● **TO DO**
Extract every record, exactly as written, and ignore the pictures.

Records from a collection
# # #
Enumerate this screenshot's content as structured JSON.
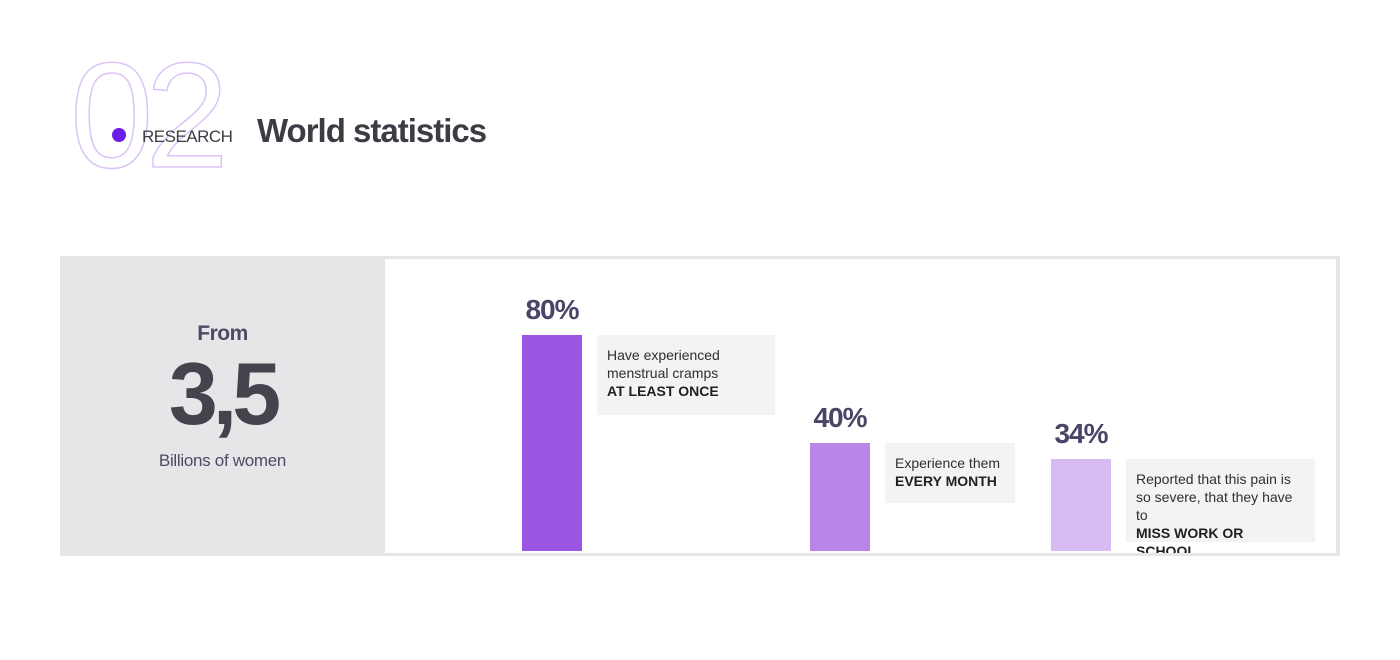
{
  "header": {
    "section_number": "02",
    "section_label": "RESEARCH",
    "title": "World statistics"
  },
  "summary": {
    "prefix": "From",
    "number": "3,5",
    "caption": "Billions of women"
  },
  "colors": {
    "accent": "#6a1fe6",
    "bar_1": "#9b55e3",
    "bar_2": "#b986e8",
    "bar_3": "#d7bcf3"
  },
  "chart_data": {
    "type": "bar",
    "ylim": [
      0,
      80
    ],
    "grid": false,
    "series": [
      {
        "values": [
          80,
          40,
          34
        ],
        "value_labels": [
          "80%",
          "40%",
          "34%"
        ]
      }
    ],
    "notes": [
      {
        "line1": "Have experienced",
        "line2": "menstrual cramps",
        "emphasis": "AT LEAST ONCE"
      },
      {
        "line1": "Experience them",
        "line2": "",
        "emphasis": "EVERY MONTH"
      },
      {
        "line1": "Reported that this pain is",
        "line2": "so severe, that they have to",
        "emphasis": "MISS WORK OR SCHOOL"
      }
    ]
  }
}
# # #
● **EXERCISE OUTPUT**
Enumerate this screenshot's content as structured JSON.
{
  "header": {
    "section_number": "02",
    "section_label": "RESEARCH",
    "title": "World statistics"
  },
  "summary": {
    "prefix": "From",
    "number": "3,5",
    "caption": "Billions of women"
  },
  "colors": {
    "accent": "#6a1fe6",
    "bar_1": "#9b55e3",
    "bar_2": "#b986e8",
    "bar_3": "#d7bcf3"
  },
  "chart_data": {
    "type": "bar",
    "ylim": [
      0,
      80
    ],
    "grid": false,
    "series": [
      {
        "values": [
          80,
          40,
          34
        ],
        "value_labels": [
          "80%",
          "40%",
          "34%"
        ]
      }
    ],
    "notes": [
      {
        "line1": "Have experienced",
        "line2": "menstrual cramps",
        "emphasis": "AT LEAST ONCE"
      },
      {
        "line1": "Experience them",
        "line2": "",
        "emphasis": "EVERY MONTH"
      },
      {
        "line1": "Reported that this pain is",
        "line2": "so severe, that they have to",
        "emphasis": "MISS WORK OR SCHOOL"
      }
    ]
  }
}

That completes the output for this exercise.